SHORT PROBLEM -
Exactly the lines from the line that has "Type out the text in this image." through the final line below are to be retyped, and the pictures are not.

Start INPUT ROWS

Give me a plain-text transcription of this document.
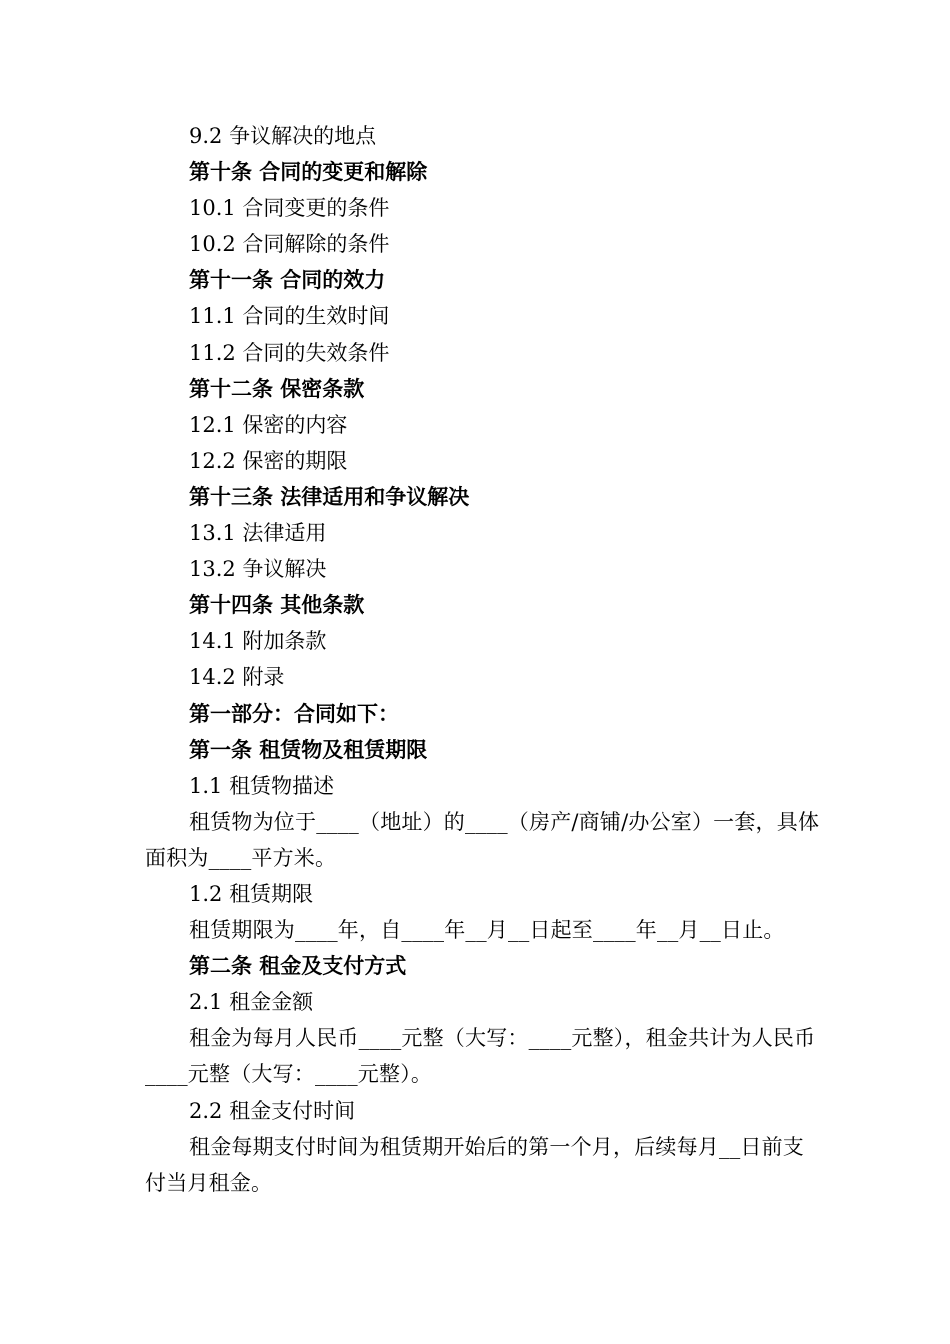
9.2 争议解决的地点
第十条 合同的变更和解除
10.1 合同变更的条件
10.2 合同解除的条件
第十一条 合同的效力
11.1 合同的生效时间
11.2 合同的失效条件
第十二条 保密条款
12.1 保密的内容
12.2 保密的期限
第十三条 法律适用和争议解决
13.1 法律适用
13.2 争议解决
第十四条 其他条款
14.1 附加条款
14.2 附录
第一部分：合同如下：
第一条 租赁物及租赁期限
1.1 租赁物描述
租赁物为位于____（地址）的____（房产/商铺/办公室）一套，具体面积为____平方米。
1.2 租赁期限
租赁期限为____年，自____年__月__日起至____年__月__日止。
第二条 租金及支付方式
2.1 租金金额
租金为每月人民币____元整（大写：____元整），租金共计为人民币____元整（大写：____元整）。
2.2 租金支付时间
租金每期支付时间为租赁期开始后的第一个月，后续每月__日前支付当月租金。
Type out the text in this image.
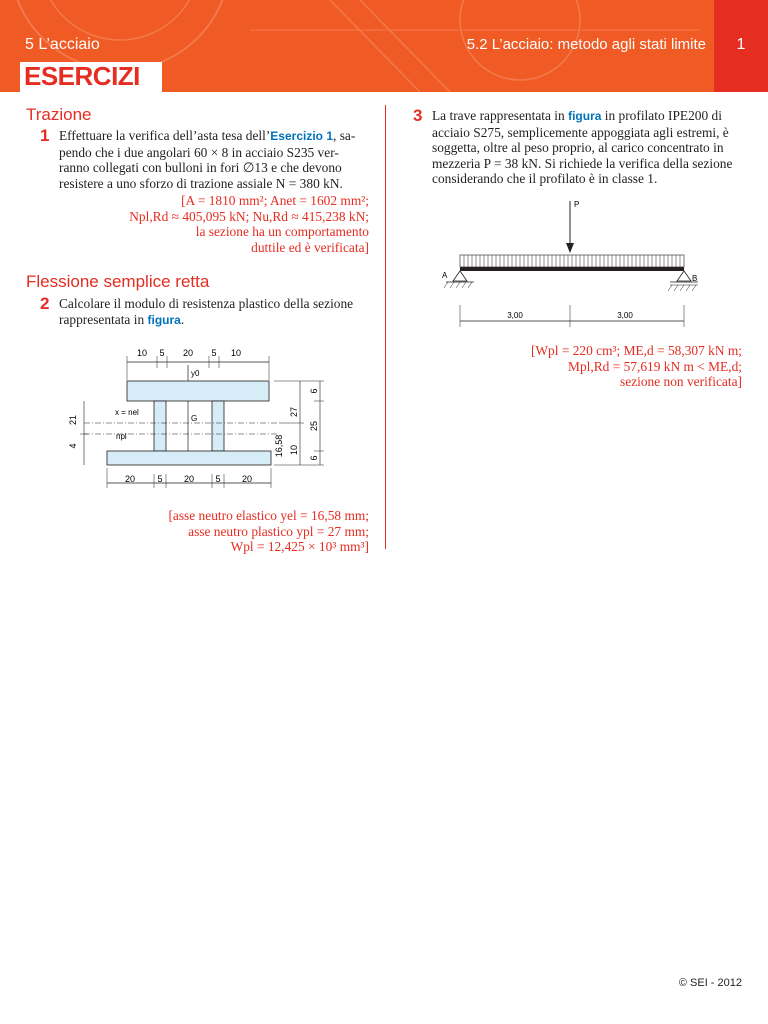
5 L’acciaio	5.2 L’acciaio: metodo agli stati limite	1
ESERCIZI
Trazione
1 Effettuare la verifica dell’asta tesa dell’Esercizio 1, sa-
pendo che i due angolari 60 × 8 in acciaio S235 ver-
ranno collegati con bulloni in fori ∅13 e che devono
resistere a uno sforzo di trazione assiale N = 380 kN.
[A = 1810 mm²; Anet = 1602 mm²;
Npl,Rd ≈ 405,095 kN; Nu,Rd ≈ 415,238 kN;
la sezione ha un comportamento
duttile ed è verificata]
Flessione semplice retta
2 Calcolare il modulo di resistenza plastico della sezione
rappresentata in figura.
10 5 20 5 10
y0
x = nel
G
npl
21
4
6
25
27
10
6
16,58
20 5 20 5 20
[asse neutro elastico yel = 16,58 mm;
asse neutro plastico ypl = 27 mm;
Wpl = 12,425 × 10³ mm³]
3 La trave rappresentata in figura in profilato IPE200 di
acciaio S275, semplicemente appoggiata agli estremi, è
soggetta, oltre al peso proprio, al carico concentrato in
mezzeria P = 38 kN. Si richiede la verifica della sezione
considerando che il profilato è in classe 1.
P
A	B
3,00	3,00
[Wpl = 220 cm³; ME,d = 58,307 kN m;
Mpl,Rd = 57,619 kN m < ME,d;
sezione non verificata]
© SEI - 2012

End INPUT ROWS

EXERCISE SOLUTION -
Type out the text in this image.
5 L’acciaio	5.2 L’acciaio: metodo agli stati limite	1
ESERCIZI
Trazione
1 Effettuare la verifica dell’asta tesa dell’Esercizio 1, sa-
pendo che i due angolari 60 × 8 in acciaio S235 ver-
ranno collegati con bulloni in fori ∅13 e che devono
resistere a uno sforzo di trazione assiale N = 380 kN.
[A = 1810 mm²; Anet = 1602 mm²;
Npl,Rd ≈ 405,095 kN; Nu,Rd ≈ 415,238 kN;
la sezione ha un comportamento
duttile ed è verificata]
Flessione semplice retta
2 Calcolare il modulo di resistenza plastico della sezione
rappresentata in figura.
10 5 20 5 10
y0
x = nel
G
npl
21
4
6
25
27
10
6
16,58
20 5 20 5 20
[asse neutro elastico yel = 16,58 mm;
asse neutro plastico ypl = 27 mm;
Wpl = 12,425 × 10³ mm³]
3 La trave rappresentata in figura in profilato IPE200 di
acciaio S275, semplicemente appoggiata agli estremi, è
soggetta, oltre al peso proprio, al carico concentrato in
mezzeria P = 38 kN. Si richiede la verifica della sezione
considerando che il profilato è in classe 1.
P
A	B
3,00	3,00
[Wpl = 220 cm³; ME,d = 58,307 kN m;
Mpl,Rd = 57,619 kN m < ME,d;
sezione non verificata]
© SEI - 2012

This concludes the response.